WHAT TO PRODUCE: For this exercise, repeat all of the material verbatim apart from its images.

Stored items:
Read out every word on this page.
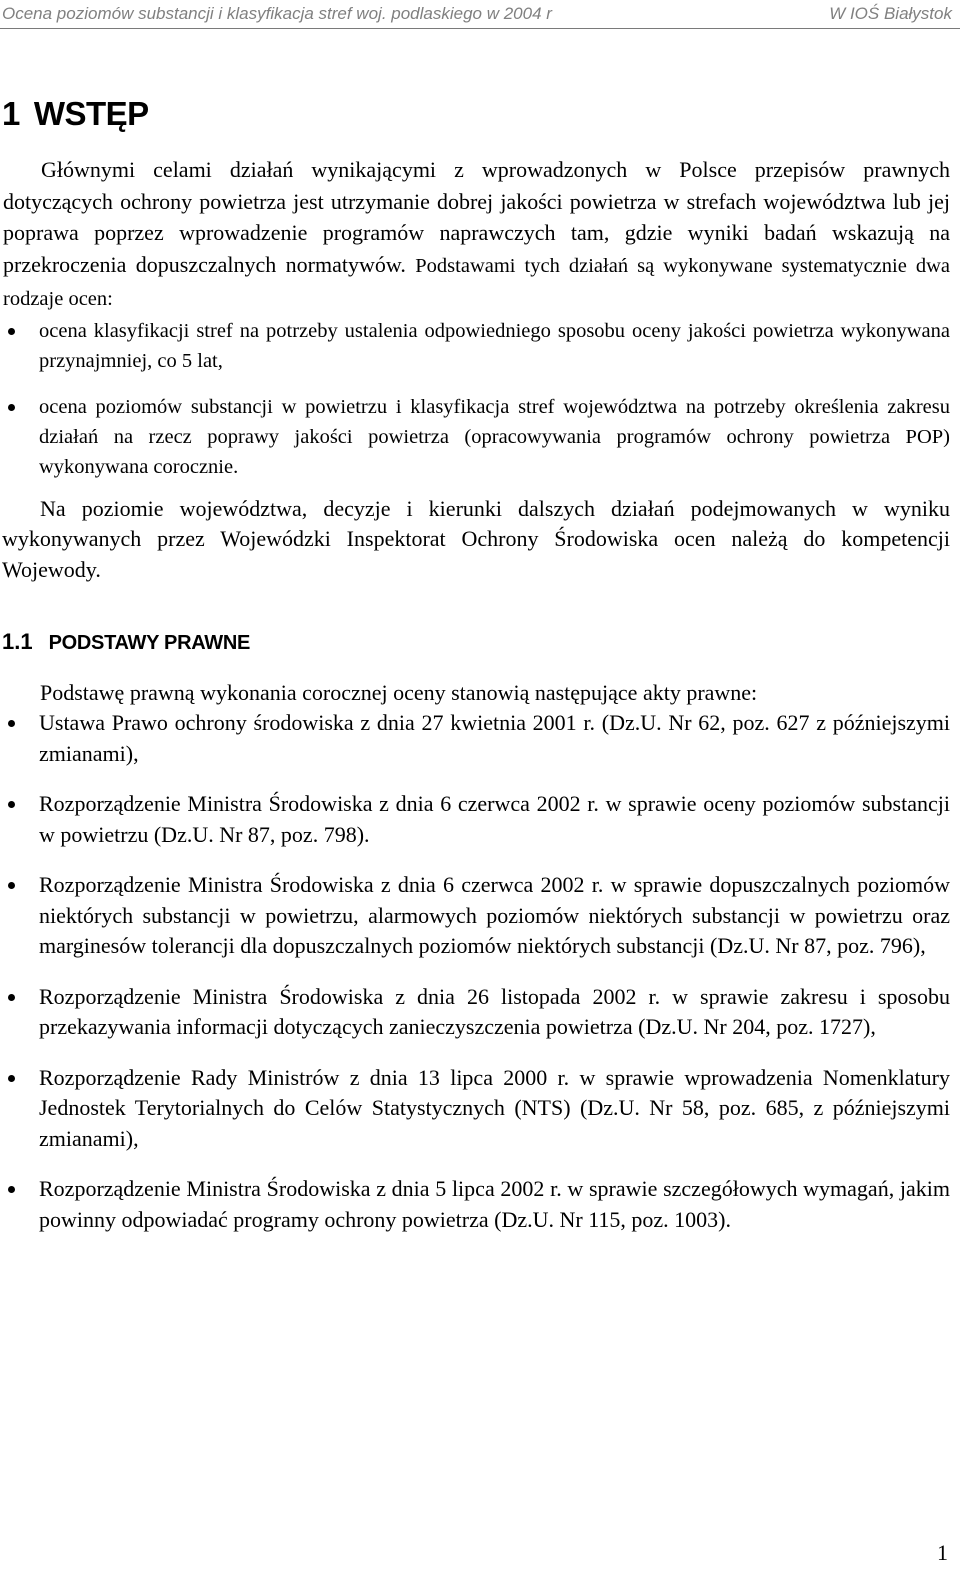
Ocena poziomów substancji i klasyfikacja stref woj. podlaskiego w 2004 r	W IOŚ Białystok
1 WSTĘP

Głównymi celami działań wynikającymi z wprowadzonych w Polsce przepisów prawnych dotyczących ochrony powietrza jest utrzymanie dobrej jakości powietrza w strefach województwa lub jej poprawa poprzez wprowadzenie programów naprawczych tam, gdzie wyniki badań wskazują na przekroczenia dopuszczalnych normatywów. Podstawami tych działań są wykonywane systematycznie dwa rodzaje ocen:

ocena klasyfikacji stref na potrzeby ustalenia odpowiedniego sposobu oceny jakości powietrza wykonywana przynajmniej, co 5 lat,
ocena poziomów substancji w powietrzu i klasyfikacja stref województwa na potrzeby określenia zakresu działań na rzecz poprawy jakości powietrza (opracowywania programów ochrony powietrza POP) wykonywana corocznie.

Na poziomie województwa, decyzje i kierunki dalszych działań podejmowanych w wyniku wykonywanych przez Wojewódzki Inspektorat Ochrony Środowiska ocen należą do kompetencji Wojewody.

1.1 PODSTAWY PRAWNE

Podstawę prawną wykonania corocznej oceny stanowią następujące akty prawne:

Ustawa Prawo ochrony środowiska z dnia 27 kwietnia 2001 r. (Dz.U. Nr 62, poz. 627 z późniejszymi zmianami),
Rozporządzenie Ministra Środowiska z dnia 6 czerwca 2002 r. w sprawie oceny poziomów substancji w powietrzu (Dz.U. Nr 87, poz. 798).
Rozporządzenie Ministra Środowiska z dnia 6 czerwca 2002 r. w sprawie dopuszczalnych poziomów niektórych substancji w powietrzu, alarmowych poziomów niektórych substancji w powietrzu oraz marginesów tolerancji dla dopuszczalnych poziomów niektórych substancji (Dz.U. Nr 87, poz. 796),
Rozporządzenie Ministra Środowiska z dnia 26 listopada 2002 r. w sprawie zakresu i sposobu przekazywania informacji dotyczących zanieczyszczenia powietrza (Dz.U. Nr 204, poz. 1727),
Rozporządzenie Rady Ministrów z dnia 13 lipca 2000 r. w sprawie wprowadzenia Nomenklatury Jednostek Terytorialnych do Celów Statystycznych (NTS) (Dz.U. Nr 58, poz. 685, z późniejszymi zmianami),
Rozporządzenie Ministra Środowiska z dnia 5 lipca 2002 r. w sprawie szczegółowych wymagań, jakim powinny odpowiadać programy ochrony powietrza (Dz.U. Nr 115, poz. 1003).
1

TASK OUTPUT:
Read out every word on this page.
Ocena poziomów substancji i klasyfikacja stref woj. podlaskiego w 2004 r	W IOŚ Białystok
1 WSTĘP

Głównymi celami działań wynikającymi z wprowadzonych w Polsce przepisów prawnych dotyczących ochrony powietrza jest utrzymanie dobrej jakości powietrza w strefach województwa lub jej poprawa poprzez wprowadzenie programów naprawczych tam, gdzie wyniki badań wskazują na przekroczenia dopuszczalnych normatywów. Podstawami tych działań są wykonywane systematycznie dwa rodzaje ocen:

ocena klasyfikacji stref na potrzeby ustalenia odpowiedniego sposobu oceny jakości powietrza wykonywana przynajmniej, co 5 lat,
ocena poziomów substancji w powietrzu i klasyfikacja stref województwa na potrzeby określenia zakresu działań na rzecz poprawy jakości powietrza (opracowywania programów ochrony powietrza POP) wykonywana corocznie.

Na poziomie województwa, decyzje i kierunki dalszych działań podejmowanych w wyniku wykonywanych przez Wojewódzki Inspektorat Ochrony Środowiska ocen należą do kompetencji Wojewody.

1.1 PODSTAWY PRAWNE

Podstawę prawną wykonania corocznej oceny stanowią następujące akty prawne:

Ustawa Prawo ochrony środowiska z dnia 27 kwietnia 2001 r. (Dz.U. Nr 62, poz. 627 z późniejszymi zmianami),
Rozporządzenie Ministra Środowiska z dnia 6 czerwca 2002 r. w sprawie oceny poziomów substancji w powietrzu (Dz.U. Nr 87, poz. 798).
Rozporządzenie Ministra Środowiska z dnia 6 czerwca 2002 r. w sprawie dopuszczalnych poziomów niektórych substancji w powietrzu, alarmowych poziomów niektórych substancji w powietrzu oraz marginesów tolerancji dla dopuszczalnych poziomów niektórych substancji (Dz.U. Nr 87, poz. 796),
Rozporządzenie Ministra Środowiska z dnia 26 listopada 2002 r. w sprawie zakresu i sposobu przekazywania informacji dotyczących zanieczyszczenia powietrza (Dz.U. Nr 204, poz. 1727),
Rozporządzenie Rady Ministrów z dnia 13 lipca 2000 r. w sprawie wprowadzenia Nomenklatury Jednostek Terytorialnych do Celów Statystycznych (NTS) (Dz.U. Nr 58, poz. 685, z późniejszymi zmianami),
Rozporządzenie Ministra Środowiska z dnia 5 lipca 2002 r. w sprawie szczegółowych wymagań, jakim powinny odpowiadać programy ochrony powietrza (Dz.U. Nr 115, poz. 1003).
1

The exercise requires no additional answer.